[Begin Records for the task]

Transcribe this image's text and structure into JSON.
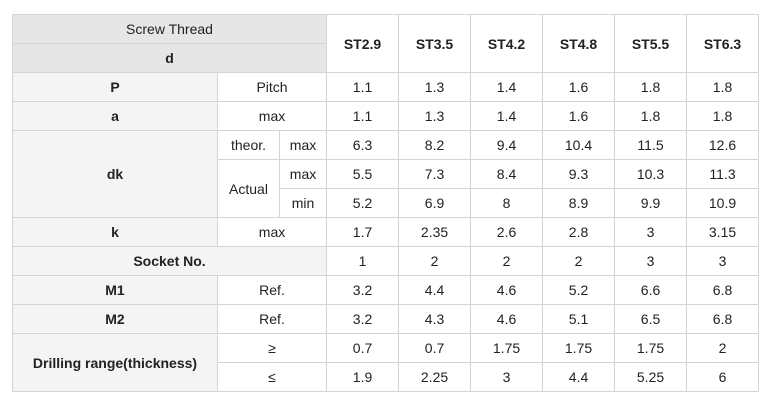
{
  "header": {
    "screw_thread": "Screw Thread",
    "d": "d",
    "sizes": [
      "ST2.9",
      "ST3.5",
      "ST4.2",
      "ST4.8",
      "ST5.5",
      "ST6.3"
    ]
  },
  "rows": {
    "P": {
      "name": "P",
      "sub": "Pitch",
      "values": [
        "1.1",
        "1.3",
        "1.4",
        "1.6",
        "1.8",
        "1.8"
      ]
    },
    "a": {
      "name": "a",
      "sub": "max",
      "values": [
        "1.1",
        "1.3",
        "1.4",
        "1.6",
        "1.8",
        "1.8"
      ]
    },
    "dk": {
      "name": "dk",
      "theor": "theor.",
      "actual": "Actual",
      "theor_max": {
        "sub": "max",
        "values": [
          "6.3",
          "8.2",
          "9.4",
          "10.4",
          "11.5",
          "12.6"
        ]
      },
      "actual_max": {
        "sub": "max",
        "values": [
          "5.5",
          "7.3",
          "8.4",
          "9.3",
          "10.3",
          "11.3"
        ]
      },
      "actual_min": {
        "sub": "min",
        "values": [
          "5.2",
          "6.9",
          "8",
          "8.9",
          "9.9",
          "10.9"
        ]
      }
    },
    "k": {
      "name": "k",
      "sub": "max",
      "values": [
        "1.7",
        "2.35",
        "2.6",
        "2.8",
        "3",
        "3.15"
      ]
    },
    "socket": {
      "name": "Socket No.",
      "values": [
        "1",
        "2",
        "2",
        "2",
        "3",
        "3"
      ]
    },
    "M1": {
      "name": "M1",
      "sub": "Ref.",
      "values": [
        "3.2",
        "4.4",
        "4.6",
        "5.2",
        "6.6",
        "6.8"
      ]
    },
    "M2": {
      "name": "M2",
      "sub": "Ref.",
      "values": [
        "3.2",
        "4.3",
        "4.6",
        "5.1",
        "6.5",
        "6.8"
      ]
    },
    "drill": {
      "name": "Drilling range(thickness)",
      "ge": {
        "sub": "≥",
        "values": [
          "0.7",
          "0.7",
          "1.75",
          "1.75",
          "1.75",
          "2"
        ]
      },
      "le": {
        "sub": "≤",
        "values": [
          "1.9",
          "2.25",
          "3",
          "4.4",
          "5.25",
          "6"
        ]
      }
    }
  }
}
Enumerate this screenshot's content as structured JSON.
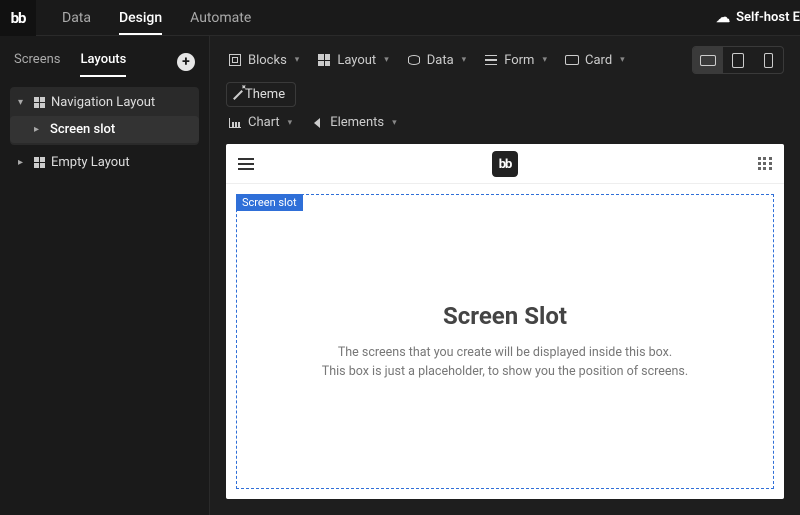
{
  "brand": {
    "logo_text": "bb"
  },
  "top_tabs": {
    "items": [
      {
        "label": "Data",
        "active": false
      },
      {
        "label": "Design",
        "active": true
      },
      {
        "label": "Automate",
        "active": false
      }
    ]
  },
  "top_right": {
    "self_host_label": "Self-host E"
  },
  "left_panel": {
    "tabs": [
      {
        "label": "Screens",
        "active": false
      },
      {
        "label": "Layouts",
        "active": true
      }
    ],
    "tree": [
      {
        "label": "Navigation Layout",
        "expanded": true,
        "children": [
          {
            "label": "Screen slot",
            "selected": true
          }
        ]
      },
      {
        "label": "Empty Layout",
        "expanded": false,
        "children": []
      }
    ]
  },
  "toolbar": {
    "row1": [
      {
        "name": "blocks",
        "label": "Blocks"
      },
      {
        "name": "layout",
        "label": "Layout"
      },
      {
        "name": "data",
        "label": "Data"
      },
      {
        "name": "form",
        "label": "Form"
      },
      {
        "name": "card",
        "label": "Card"
      }
    ],
    "row2": [
      {
        "name": "chart",
        "label": "Chart"
      },
      {
        "name": "elements",
        "label": "Elements"
      }
    ],
    "devices": [
      {
        "name": "desktop",
        "active": true
      },
      {
        "name": "tablet",
        "active": false
      },
      {
        "name": "mobile",
        "active": false
      }
    ],
    "theme_label": "Theme"
  },
  "canvas": {
    "app_logo": "bb",
    "slot_tag": "Screen slot",
    "slot_title": "Screen Slot",
    "slot_desc_1": "The screens that you create will be displayed inside this box.",
    "slot_desc_2": "This box is just a placeholder, to show you the position of screens.",
    "colors": {
      "selection_blue": "#2f6fd8",
      "canvas_bg": "#ffffff",
      "app_bg": "#1a1a1a"
    }
  }
}
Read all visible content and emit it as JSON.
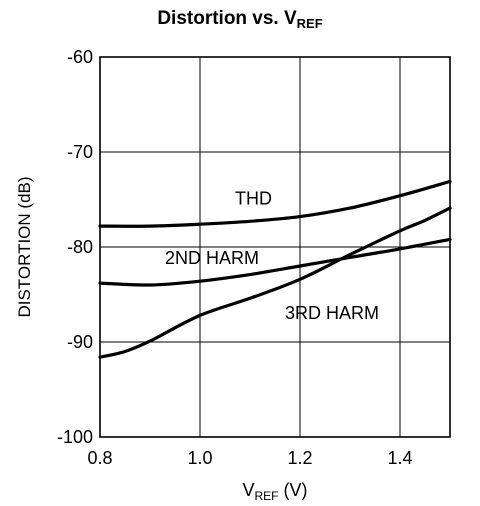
{
  "chart_data": {
    "type": "line",
    "title": {
      "main": "Distortion vs. V",
      "sub": "REF"
    },
    "xlabel": {
      "pre": "V",
      "sub": "REF",
      "post": " (V)"
    },
    "ylabel": "DISTORTION (dB)",
    "xlim": [
      0.8,
      1.5
    ],
    "ylim": [
      -100,
      -60
    ],
    "xticks": [
      0.8,
      1.0,
      1.2,
      1.4
    ],
    "xtick_labels": [
      "0.8",
      "1.0",
      "1.2",
      "1.4"
    ],
    "yticks": [
      -60,
      -70,
      -80,
      -90,
      -100
    ],
    "ytick_labels": [
      "-60",
      "-70",
      "-80",
      "-90",
      "-100"
    ],
    "grid": true,
    "series": [
      {
        "name": "THD",
        "x": [
          0.8,
          0.9,
          1.0,
          1.1,
          1.2,
          1.3,
          1.4,
          1.5
        ],
        "y": [
          -77.8,
          -77.8,
          -77.6,
          -77.3,
          -76.8,
          -75.9,
          -74.6,
          -73.1
        ]
      },
      {
        "name": "2ND HARM",
        "x": [
          0.8,
          0.9,
          1.0,
          1.1,
          1.2,
          1.3,
          1.4,
          1.5
        ],
        "y": [
          -83.8,
          -84.0,
          -83.6,
          -82.9,
          -82.0,
          -81.1,
          -80.2,
          -79.2
        ]
      },
      {
        "name": "3RD HARM",
        "x": [
          0.8,
          0.85,
          0.9,
          1.0,
          1.1,
          1.2,
          1.3,
          1.4,
          1.45,
          1.5
        ],
        "y": [
          -91.6,
          -91.0,
          -89.9,
          -87.2,
          -85.4,
          -83.4,
          -80.8,
          -78.3,
          -77.2,
          -75.9
        ]
      }
    ],
    "annotations": [
      {
        "text": "THD",
        "x": 1.07,
        "y": -75.5
      },
      {
        "text": "2ND HARM",
        "x": 0.93,
        "y": -81.8
      },
      {
        "text": "3RD HARM",
        "x": 1.17,
        "y": -87.6
      }
    ]
  }
}
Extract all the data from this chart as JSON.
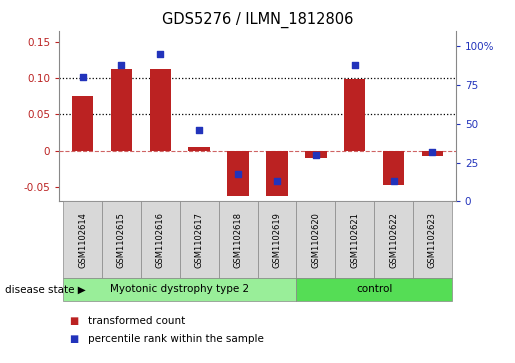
{
  "title": "GDS5276 / ILMN_1812806",
  "samples": [
    "GSM1102614",
    "GSM1102615",
    "GSM1102616",
    "GSM1102617",
    "GSM1102618",
    "GSM1102619",
    "GSM1102620",
    "GSM1102621",
    "GSM1102622",
    "GSM1102623"
  ],
  "bar_values": [
    0.075,
    0.112,
    0.112,
    0.005,
    -0.063,
    -0.063,
    -0.01,
    0.099,
    -0.048,
    -0.008
  ],
  "scatter_values": [
    80,
    88,
    95,
    46,
    18,
    13,
    30,
    88,
    13,
    32
  ],
  "bar_color": "#BB2222",
  "scatter_color": "#2233BB",
  "ylim_left": [
    -0.07,
    0.165
  ],
  "ylim_right": [
    0,
    110
  ],
  "yticks_left": [
    -0.05,
    0.0,
    0.05,
    0.1,
    0.15
  ],
  "ytick_labels_left": [
    "-0.05",
    "0",
    "0.05",
    "0.10",
    "0.15"
  ],
  "yticks_right": [
    0,
    25,
    50,
    75,
    100
  ],
  "ytick_labels_right": [
    "0",
    "25",
    "50",
    "75",
    "100%"
  ],
  "hlines": [
    0.05,
    0.1
  ],
  "disease_groups": [
    {
      "label": "Myotonic dystrophy type 2",
      "start": 0,
      "end": 6,
      "color": "#99EE99"
    },
    {
      "label": "control",
      "start": 6,
      "end": 10,
      "color": "#55DD55"
    }
  ],
  "disease_state_label": "disease state",
  "legend_bar_label": "transformed count",
  "legend_scatter_label": "percentile rank within the sample",
  "bar_width": 0.55,
  "background_color": "#FFFFFF",
  "separator_color": "#999999"
}
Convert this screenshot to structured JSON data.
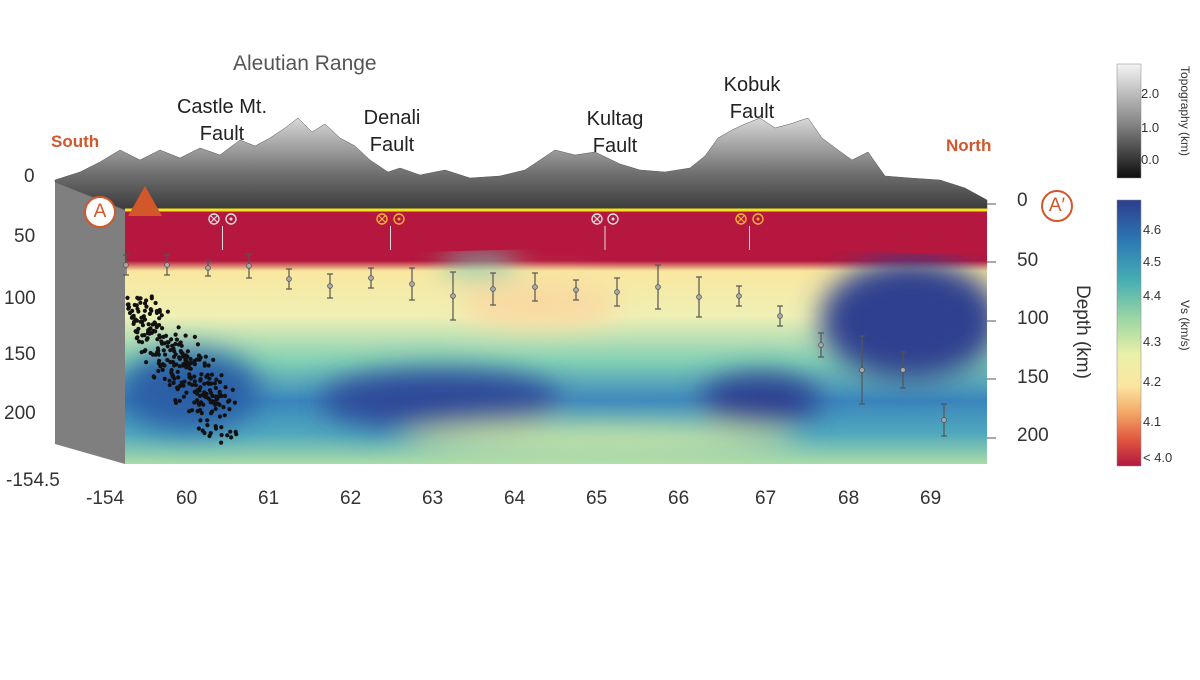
{
  "title": "Aleutian Range",
  "direction": {
    "south": "South",
    "north": "North"
  },
  "profile_endpoints": {
    "start": "A",
    "end": "A′"
  },
  "faults": [
    {
      "line1": "Castle Mt.",
      "line2": "Fault"
    },
    {
      "line1": "Denali",
      "line2": "Fault"
    },
    {
      "line1": "Kultag",
      "line2": "Fault"
    },
    {
      "line1": "Kobuk",
      "line2": "Fault"
    }
  ],
  "left_depth_ticks": [
    "0",
    "50",
    "100",
    "150",
    "200"
  ],
  "right_depth_ticks": [
    "0",
    "50",
    "100",
    "150",
    "200"
  ],
  "depth_axis_label": "Depth (km)",
  "corner_longitude": "-154.5",
  "x_ticks": [
    "-154",
    "60",
    "61",
    "62",
    "63",
    "64",
    "65",
    "66",
    "67",
    "68",
    "69"
  ],
  "topography_colorbar": {
    "title": "Topography (km)",
    "ticks": [
      "2.0",
      "1.0",
      "0.0"
    ]
  },
  "vs_colorbar": {
    "title": "Vs (km/s)",
    "ticks": [
      "4.6",
      "4.5",
      "4.4",
      "4.3",
      "4.2",
      "4.1",
      "< 4.0"
    ],
    "colors": [
      "#2f3d8f",
      "#2b77b3",
      "#45aeb3",
      "#9ed6a4",
      "#e9f0a9",
      "#fbe6a0",
      "#f3a767",
      "#e0573f",
      "#b3173f"
    ]
  },
  "colors": {
    "accent": "#d2572b",
    "moho_line": "#f5e31a",
    "crust": "#b5173e"
  }
}
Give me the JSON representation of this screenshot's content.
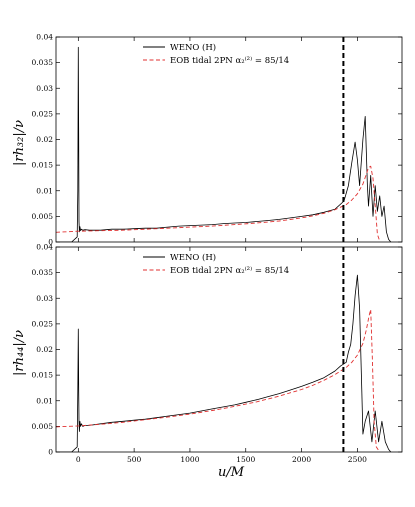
{
  "figure": {
    "xlabel": "u/M",
    "panels": [
      {
        "ylabel": "|rh₃₂|/ν",
        "legend": [
          "WENO (H)",
          "EOB tidal 2PN α₂⁽²⁾ = 85/14"
        ]
      },
      {
        "ylabel": "|rh₄₄|/ν",
        "legend": [
          "WENO (H)",
          "EOB tidal 2PN α₂⁽²⁾ = 85/14"
        ]
      }
    ]
  },
  "chart_data": [
    {
      "type": "line",
      "title": "",
      "xlabel": "u/M",
      "ylabel": "|rh₃₂|/ν",
      "xlim": [
        -200,
        2900
      ],
      "ylim": [
        0,
        0.04
      ],
      "xticks": [
        0,
        500,
        1000,
        1500,
        2000,
        2500
      ],
      "yticks": [
        0,
        0.005,
        0.01,
        0.015,
        0.02,
        0.025,
        0.03,
        0.035,
        0.04
      ],
      "ytick_labels": [
        "0",
        "0.005",
        "0.01",
        "0.015",
        "0.02",
        "0.025",
        "0.03",
        "0.035",
        "0.04"
      ],
      "vline_x": 2375,
      "legend_position": "top-center",
      "series": [
        {
          "name": "WENO (H)",
          "color": "#000000",
          "style": "solid",
          "x": [
            -200,
            -60,
            -10,
            -5,
            0,
            3,
            6,
            10,
            14,
            20,
            28,
            40,
            60,
            100,
            200,
            300,
            400,
            500,
            600,
            700,
            800,
            900,
            1000,
            1100,
            1200,
            1300,
            1400,
            1500,
            1600,
            1700,
            1800,
            1900,
            2000,
            2100,
            2200,
            2300,
            2380,
            2420,
            2450,
            2480,
            2500,
            2520,
            2550,
            2570,
            2590,
            2600,
            2620,
            2640,
            2660,
            2680,
            2700,
            2720,
            2740,
            2760,
            2780,
            2800
          ],
          "y": [
            0,
            0,
            0.001,
            0.01,
            0.038,
            0.02,
            0.004,
            0.002,
            0.003,
            0.0022,
            0.0025,
            0.0023,
            0.0024,
            0.0023,
            0.0023,
            0.0025,
            0.0025,
            0.0026,
            0.0027,
            0.0027,
            0.0029,
            0.0031,
            0.0032,
            0.0033,
            0.0034,
            0.0036,
            0.0037,
            0.0038,
            0.004,
            0.0042,
            0.0044,
            0.0047,
            0.005,
            0.0053,
            0.0058,
            0.0064,
            0.008,
            0.011,
            0.0155,
            0.0195,
            0.016,
            0.011,
            0.02,
            0.0245,
            0.011,
            0.007,
            0.013,
            0.005,
            0.011,
            0.006,
            0.009,
            0.005,
            0.007,
            0.002,
            0.0005,
            0
          ]
        },
        {
          "name": "EOB tidal 2PN α₂⁽²⁾ = 85/14",
          "color": "#e03030",
          "style": "dashed",
          "x": [
            -200,
            0,
            200,
            400,
            600,
            800,
            1000,
            1200,
            1400,
            1600,
            1800,
            2000,
            2100,
            2200,
            2300,
            2400,
            2450,
            2500,
            2550,
            2580,
            2600,
            2620,
            2640,
            2660,
            2680,
            2700
          ],
          "y": [
            0.0019,
            0.0021,
            0.0022,
            0.0023,
            0.0025,
            0.0027,
            0.0029,
            0.0031,
            0.0034,
            0.0037,
            0.0041,
            0.0047,
            0.0051,
            0.0056,
            0.0063,
            0.0073,
            0.0082,
            0.0094,
            0.0113,
            0.0132,
            0.0145,
            0.0148,
            0.0124,
            0.0072,
            0.0015,
            0.0002
          ]
        }
      ]
    },
    {
      "type": "line",
      "title": "",
      "xlabel": "u/M",
      "ylabel": "|rh₄₄|/ν",
      "xlim": [
        -200,
        2900
      ],
      "ylim": [
        0,
        0.04
      ],
      "xticks": [
        0,
        500,
        1000,
        1500,
        2000,
        2500
      ],
      "yticks": [
        0,
        0.005,
        0.01,
        0.015,
        0.02,
        0.025,
        0.03,
        0.035,
        0.04
      ],
      "ytick_labels": [
        "0",
        "0.005",
        "0.01",
        "0.015",
        "0.02",
        "0.025",
        "0.03",
        "0.035",
        "0.04"
      ],
      "vline_x": 2375,
      "legend_position": "top-center",
      "series": [
        {
          "name": "WENO (H)",
          "color": "#000000",
          "style": "solid",
          "x": [
            -200,
            -60,
            -10,
            -5,
            0,
            3,
            6,
            10,
            14,
            20,
            28,
            40,
            60,
            100,
            200,
            300,
            400,
            500,
            600,
            700,
            800,
            900,
            1000,
            1100,
            1200,
            1300,
            1400,
            1500,
            1600,
            1700,
            1800,
            1900,
            2000,
            2100,
            2200,
            2300,
            2350,
            2400,
            2420,
            2440,
            2460,
            2480,
            2500,
            2520,
            2540,
            2550,
            2570,
            2600,
            2630,
            2660,
            2690,
            2720,
            2750,
            2780,
            2800
          ],
          "y": [
            0,
            0,
            0.001,
            0.012,
            0.024,
            0.012,
            0.006,
            0.004,
            0.006,
            0.005,
            0.0055,
            0.005,
            0.0052,
            0.0052,
            0.0055,
            0.0058,
            0.006,
            0.0062,
            0.0064,
            0.0067,
            0.007,
            0.0073,
            0.0076,
            0.008,
            0.0084,
            0.0088,
            0.0092,
            0.0097,
            0.0102,
            0.0108,
            0.0114,
            0.0121,
            0.0128,
            0.0136,
            0.0145,
            0.0158,
            0.0168,
            0.0175,
            0.0195,
            0.021,
            0.025,
            0.0305,
            0.0345,
            0.028,
            0.012,
            0.0035,
            0.006,
            0.008,
            0.002,
            0.008,
            0.002,
            0.006,
            0.002,
            0.0005,
            0
          ]
        },
        {
          "name": "EOB tidal 2PN α₂⁽²⁾ = 85/14",
          "color": "#e03030",
          "style": "dashed",
          "x": [
            -200,
            0,
            200,
            400,
            600,
            800,
            1000,
            1200,
            1400,
            1600,
            1800,
            2000,
            2100,
            2200,
            2300,
            2400,
            2450,
            2500,
            2550,
            2580,
            2600,
            2610,
            2620,
            2635,
            2650,
            2670,
            2700
          ],
          "y": [
            0.0049,
            0.0051,
            0.0054,
            0.0058,
            0.0063,
            0.0068,
            0.0074,
            0.0081,
            0.0089,
            0.0098,
            0.0109,
            0.0122,
            0.013,
            0.014,
            0.0151,
            0.0165,
            0.0175,
            0.0189,
            0.0212,
            0.0238,
            0.026,
            0.027,
            0.0278,
            0.018,
            0.006,
            0.001,
            0
          ]
        }
      ]
    }
  ]
}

[End Records for the task]

▸ **To do**: Work out how many lines of the listing above include "JSON". Answer with the number and nothing more.

▸ **Response below**: 6